### Challenge
Whenever a line contains the string "Ejection", copy it out of the entries.

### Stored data
_ _ _ _ _

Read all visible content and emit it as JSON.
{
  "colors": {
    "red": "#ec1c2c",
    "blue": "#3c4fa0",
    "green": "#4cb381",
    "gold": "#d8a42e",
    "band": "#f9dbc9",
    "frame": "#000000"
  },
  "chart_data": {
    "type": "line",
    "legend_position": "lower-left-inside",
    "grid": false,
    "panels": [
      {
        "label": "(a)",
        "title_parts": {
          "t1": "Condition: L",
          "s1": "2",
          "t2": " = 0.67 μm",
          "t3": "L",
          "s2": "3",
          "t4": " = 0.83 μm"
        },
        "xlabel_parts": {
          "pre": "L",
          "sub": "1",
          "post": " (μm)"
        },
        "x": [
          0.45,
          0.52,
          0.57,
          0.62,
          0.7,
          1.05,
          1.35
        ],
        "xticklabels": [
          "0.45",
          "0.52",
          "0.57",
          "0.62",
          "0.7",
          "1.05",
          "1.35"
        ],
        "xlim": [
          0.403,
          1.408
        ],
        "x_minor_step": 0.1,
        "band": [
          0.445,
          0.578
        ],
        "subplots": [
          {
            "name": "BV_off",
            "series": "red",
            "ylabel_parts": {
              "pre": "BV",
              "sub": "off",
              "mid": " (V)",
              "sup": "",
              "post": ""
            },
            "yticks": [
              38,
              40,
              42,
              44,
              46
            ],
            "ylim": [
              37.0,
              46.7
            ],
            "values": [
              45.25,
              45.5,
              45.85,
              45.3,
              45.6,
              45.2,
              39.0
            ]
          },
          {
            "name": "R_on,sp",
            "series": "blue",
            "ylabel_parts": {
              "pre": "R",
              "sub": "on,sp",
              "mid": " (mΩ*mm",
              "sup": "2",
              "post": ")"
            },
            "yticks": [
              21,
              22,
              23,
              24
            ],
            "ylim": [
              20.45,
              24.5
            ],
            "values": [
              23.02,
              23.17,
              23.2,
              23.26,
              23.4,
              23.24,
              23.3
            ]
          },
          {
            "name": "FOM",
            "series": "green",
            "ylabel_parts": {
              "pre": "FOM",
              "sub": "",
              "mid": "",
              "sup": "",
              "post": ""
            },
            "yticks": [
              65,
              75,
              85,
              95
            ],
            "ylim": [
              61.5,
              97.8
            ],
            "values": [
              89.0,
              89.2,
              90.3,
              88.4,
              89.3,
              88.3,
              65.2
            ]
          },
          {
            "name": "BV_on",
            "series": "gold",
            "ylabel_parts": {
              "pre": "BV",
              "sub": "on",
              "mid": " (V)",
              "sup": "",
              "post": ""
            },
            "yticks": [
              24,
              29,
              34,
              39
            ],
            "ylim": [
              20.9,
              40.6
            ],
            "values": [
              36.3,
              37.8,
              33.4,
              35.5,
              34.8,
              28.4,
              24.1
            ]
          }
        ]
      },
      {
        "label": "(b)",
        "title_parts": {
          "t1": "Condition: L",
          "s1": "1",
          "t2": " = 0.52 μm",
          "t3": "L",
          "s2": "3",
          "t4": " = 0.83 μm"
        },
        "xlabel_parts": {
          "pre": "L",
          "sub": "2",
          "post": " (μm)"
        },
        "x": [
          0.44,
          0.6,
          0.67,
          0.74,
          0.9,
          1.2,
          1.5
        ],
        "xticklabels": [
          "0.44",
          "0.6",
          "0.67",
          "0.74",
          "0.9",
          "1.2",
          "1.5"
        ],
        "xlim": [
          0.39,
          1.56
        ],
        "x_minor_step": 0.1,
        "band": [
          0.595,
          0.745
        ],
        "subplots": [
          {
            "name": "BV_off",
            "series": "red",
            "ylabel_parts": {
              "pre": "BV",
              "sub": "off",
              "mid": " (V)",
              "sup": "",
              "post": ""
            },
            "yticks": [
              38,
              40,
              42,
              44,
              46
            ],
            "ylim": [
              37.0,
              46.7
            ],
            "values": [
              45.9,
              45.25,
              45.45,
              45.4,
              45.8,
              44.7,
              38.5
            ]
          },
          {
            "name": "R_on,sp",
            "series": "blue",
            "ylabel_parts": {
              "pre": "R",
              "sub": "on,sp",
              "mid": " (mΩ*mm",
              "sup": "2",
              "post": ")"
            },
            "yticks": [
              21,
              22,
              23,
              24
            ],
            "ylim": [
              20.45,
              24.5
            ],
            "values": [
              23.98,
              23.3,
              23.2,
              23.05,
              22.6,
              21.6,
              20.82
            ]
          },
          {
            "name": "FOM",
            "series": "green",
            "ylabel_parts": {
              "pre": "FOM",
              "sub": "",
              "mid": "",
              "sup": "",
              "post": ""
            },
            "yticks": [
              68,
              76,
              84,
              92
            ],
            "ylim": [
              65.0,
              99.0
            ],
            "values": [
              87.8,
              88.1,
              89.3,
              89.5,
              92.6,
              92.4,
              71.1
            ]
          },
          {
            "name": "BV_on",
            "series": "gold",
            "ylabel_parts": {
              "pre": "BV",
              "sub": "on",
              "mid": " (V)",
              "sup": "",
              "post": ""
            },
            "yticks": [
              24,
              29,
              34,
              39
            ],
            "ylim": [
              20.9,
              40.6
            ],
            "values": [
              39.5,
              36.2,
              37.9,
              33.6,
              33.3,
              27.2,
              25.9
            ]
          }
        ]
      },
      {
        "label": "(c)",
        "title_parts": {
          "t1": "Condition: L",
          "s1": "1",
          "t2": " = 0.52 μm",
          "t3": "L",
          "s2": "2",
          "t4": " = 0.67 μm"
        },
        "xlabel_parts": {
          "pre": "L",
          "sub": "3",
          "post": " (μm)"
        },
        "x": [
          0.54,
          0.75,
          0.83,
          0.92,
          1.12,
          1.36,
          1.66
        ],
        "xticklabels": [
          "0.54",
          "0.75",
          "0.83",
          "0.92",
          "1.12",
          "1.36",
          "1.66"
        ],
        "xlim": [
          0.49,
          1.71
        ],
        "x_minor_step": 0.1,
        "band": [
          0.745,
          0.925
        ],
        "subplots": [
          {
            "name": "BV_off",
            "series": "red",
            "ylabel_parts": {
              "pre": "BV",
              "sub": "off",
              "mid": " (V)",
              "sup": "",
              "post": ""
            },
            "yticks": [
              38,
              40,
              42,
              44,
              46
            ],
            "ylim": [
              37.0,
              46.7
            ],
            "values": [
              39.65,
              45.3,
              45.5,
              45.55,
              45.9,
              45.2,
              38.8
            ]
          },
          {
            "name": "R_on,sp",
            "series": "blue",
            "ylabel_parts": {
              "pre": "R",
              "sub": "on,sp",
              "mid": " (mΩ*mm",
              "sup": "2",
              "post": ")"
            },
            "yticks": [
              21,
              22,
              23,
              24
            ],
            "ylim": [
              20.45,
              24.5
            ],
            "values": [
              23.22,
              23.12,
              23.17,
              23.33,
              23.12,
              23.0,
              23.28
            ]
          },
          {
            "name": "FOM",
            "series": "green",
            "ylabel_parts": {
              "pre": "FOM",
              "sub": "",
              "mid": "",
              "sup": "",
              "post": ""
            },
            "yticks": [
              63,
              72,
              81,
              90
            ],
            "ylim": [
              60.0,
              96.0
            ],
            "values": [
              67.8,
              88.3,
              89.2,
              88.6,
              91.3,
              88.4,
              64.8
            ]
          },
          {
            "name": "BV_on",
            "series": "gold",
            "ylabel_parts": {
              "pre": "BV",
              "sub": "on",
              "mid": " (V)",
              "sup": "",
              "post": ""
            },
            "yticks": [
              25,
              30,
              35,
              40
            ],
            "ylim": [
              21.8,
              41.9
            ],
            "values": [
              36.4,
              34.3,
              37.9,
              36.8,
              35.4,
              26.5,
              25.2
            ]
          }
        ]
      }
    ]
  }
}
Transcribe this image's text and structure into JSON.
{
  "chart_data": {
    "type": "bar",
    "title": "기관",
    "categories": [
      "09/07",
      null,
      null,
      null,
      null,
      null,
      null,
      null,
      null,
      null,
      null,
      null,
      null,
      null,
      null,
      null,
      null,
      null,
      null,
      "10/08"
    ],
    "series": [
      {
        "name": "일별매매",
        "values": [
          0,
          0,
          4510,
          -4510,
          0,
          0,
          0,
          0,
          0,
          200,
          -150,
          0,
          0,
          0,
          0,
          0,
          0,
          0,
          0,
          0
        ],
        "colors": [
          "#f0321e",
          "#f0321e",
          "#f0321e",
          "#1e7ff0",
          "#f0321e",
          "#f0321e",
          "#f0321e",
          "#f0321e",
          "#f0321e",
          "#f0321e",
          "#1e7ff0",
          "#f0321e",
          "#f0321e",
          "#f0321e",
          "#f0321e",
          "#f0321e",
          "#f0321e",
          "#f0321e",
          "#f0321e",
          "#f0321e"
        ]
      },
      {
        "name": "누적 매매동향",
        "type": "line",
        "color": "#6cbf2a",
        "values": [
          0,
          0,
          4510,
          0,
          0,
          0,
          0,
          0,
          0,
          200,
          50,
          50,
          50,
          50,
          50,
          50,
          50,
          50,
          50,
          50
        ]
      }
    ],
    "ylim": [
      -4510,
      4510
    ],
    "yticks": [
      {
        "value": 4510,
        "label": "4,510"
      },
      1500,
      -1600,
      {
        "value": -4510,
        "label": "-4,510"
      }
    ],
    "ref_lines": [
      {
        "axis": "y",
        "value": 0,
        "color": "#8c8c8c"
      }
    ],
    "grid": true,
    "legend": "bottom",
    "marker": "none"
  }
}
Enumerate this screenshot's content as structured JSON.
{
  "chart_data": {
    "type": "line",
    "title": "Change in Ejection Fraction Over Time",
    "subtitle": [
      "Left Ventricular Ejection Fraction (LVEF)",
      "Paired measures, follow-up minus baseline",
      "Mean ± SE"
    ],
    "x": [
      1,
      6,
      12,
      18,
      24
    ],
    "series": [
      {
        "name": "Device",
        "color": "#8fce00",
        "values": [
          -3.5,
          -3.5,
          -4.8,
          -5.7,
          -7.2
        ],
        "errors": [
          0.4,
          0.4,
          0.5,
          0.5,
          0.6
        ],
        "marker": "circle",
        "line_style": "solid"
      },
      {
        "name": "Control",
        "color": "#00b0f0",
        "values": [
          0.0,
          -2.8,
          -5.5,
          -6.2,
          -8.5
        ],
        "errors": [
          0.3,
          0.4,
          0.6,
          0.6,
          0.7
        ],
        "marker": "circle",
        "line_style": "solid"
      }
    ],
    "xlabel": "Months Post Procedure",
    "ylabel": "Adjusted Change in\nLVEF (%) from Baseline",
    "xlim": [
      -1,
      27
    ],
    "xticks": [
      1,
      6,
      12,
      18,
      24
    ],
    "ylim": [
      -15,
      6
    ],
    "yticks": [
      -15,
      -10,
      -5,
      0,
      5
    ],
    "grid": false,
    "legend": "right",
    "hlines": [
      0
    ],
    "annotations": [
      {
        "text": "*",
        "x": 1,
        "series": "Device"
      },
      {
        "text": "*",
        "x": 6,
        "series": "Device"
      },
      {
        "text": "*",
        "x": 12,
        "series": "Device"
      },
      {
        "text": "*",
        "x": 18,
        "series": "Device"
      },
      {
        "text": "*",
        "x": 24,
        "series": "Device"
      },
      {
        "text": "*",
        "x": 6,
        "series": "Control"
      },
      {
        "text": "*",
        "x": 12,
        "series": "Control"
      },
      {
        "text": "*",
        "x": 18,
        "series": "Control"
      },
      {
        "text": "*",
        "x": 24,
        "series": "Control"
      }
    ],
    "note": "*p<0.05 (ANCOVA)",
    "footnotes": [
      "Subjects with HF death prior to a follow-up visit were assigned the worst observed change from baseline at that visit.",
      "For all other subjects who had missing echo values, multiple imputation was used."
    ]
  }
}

_ _ _ _ _

### Result of this task
    "title": "Change in Ejection Fraction Over Time",
      "Left Ventricular Ejection Fraction (LVEF)",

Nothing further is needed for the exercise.